### Stored records

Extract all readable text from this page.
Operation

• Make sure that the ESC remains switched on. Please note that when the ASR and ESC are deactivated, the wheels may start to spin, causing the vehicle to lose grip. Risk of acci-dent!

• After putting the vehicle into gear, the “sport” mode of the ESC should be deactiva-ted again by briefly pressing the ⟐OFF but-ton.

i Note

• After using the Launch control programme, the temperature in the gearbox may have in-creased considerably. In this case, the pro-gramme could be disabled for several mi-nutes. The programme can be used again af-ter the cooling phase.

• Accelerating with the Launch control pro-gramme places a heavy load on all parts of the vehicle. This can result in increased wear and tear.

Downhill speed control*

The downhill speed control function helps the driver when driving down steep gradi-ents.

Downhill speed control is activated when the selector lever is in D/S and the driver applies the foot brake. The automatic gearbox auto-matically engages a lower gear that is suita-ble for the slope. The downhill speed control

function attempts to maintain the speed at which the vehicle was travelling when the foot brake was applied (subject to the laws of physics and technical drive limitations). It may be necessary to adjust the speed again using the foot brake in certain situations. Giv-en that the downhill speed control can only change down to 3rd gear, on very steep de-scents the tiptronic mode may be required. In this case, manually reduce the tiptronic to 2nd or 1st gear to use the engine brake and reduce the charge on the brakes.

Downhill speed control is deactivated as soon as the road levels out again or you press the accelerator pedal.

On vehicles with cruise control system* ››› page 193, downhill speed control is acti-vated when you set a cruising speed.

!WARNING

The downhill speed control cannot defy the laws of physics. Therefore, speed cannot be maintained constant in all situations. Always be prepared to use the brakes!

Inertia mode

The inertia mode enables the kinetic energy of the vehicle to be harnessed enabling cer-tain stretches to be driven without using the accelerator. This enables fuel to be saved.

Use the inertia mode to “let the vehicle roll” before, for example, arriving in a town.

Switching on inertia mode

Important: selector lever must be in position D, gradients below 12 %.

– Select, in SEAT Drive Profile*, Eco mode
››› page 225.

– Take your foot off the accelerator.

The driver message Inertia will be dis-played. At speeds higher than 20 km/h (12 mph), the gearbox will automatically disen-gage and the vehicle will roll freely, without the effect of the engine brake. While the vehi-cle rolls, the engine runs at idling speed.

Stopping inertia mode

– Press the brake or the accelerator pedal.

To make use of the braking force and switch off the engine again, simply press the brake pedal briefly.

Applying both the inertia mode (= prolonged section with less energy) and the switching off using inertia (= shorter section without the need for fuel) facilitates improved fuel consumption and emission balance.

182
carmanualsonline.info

### Task to complete
Say how many lines of the data include the string "accelerator". Nothing other than the number should be given.

### Task response
4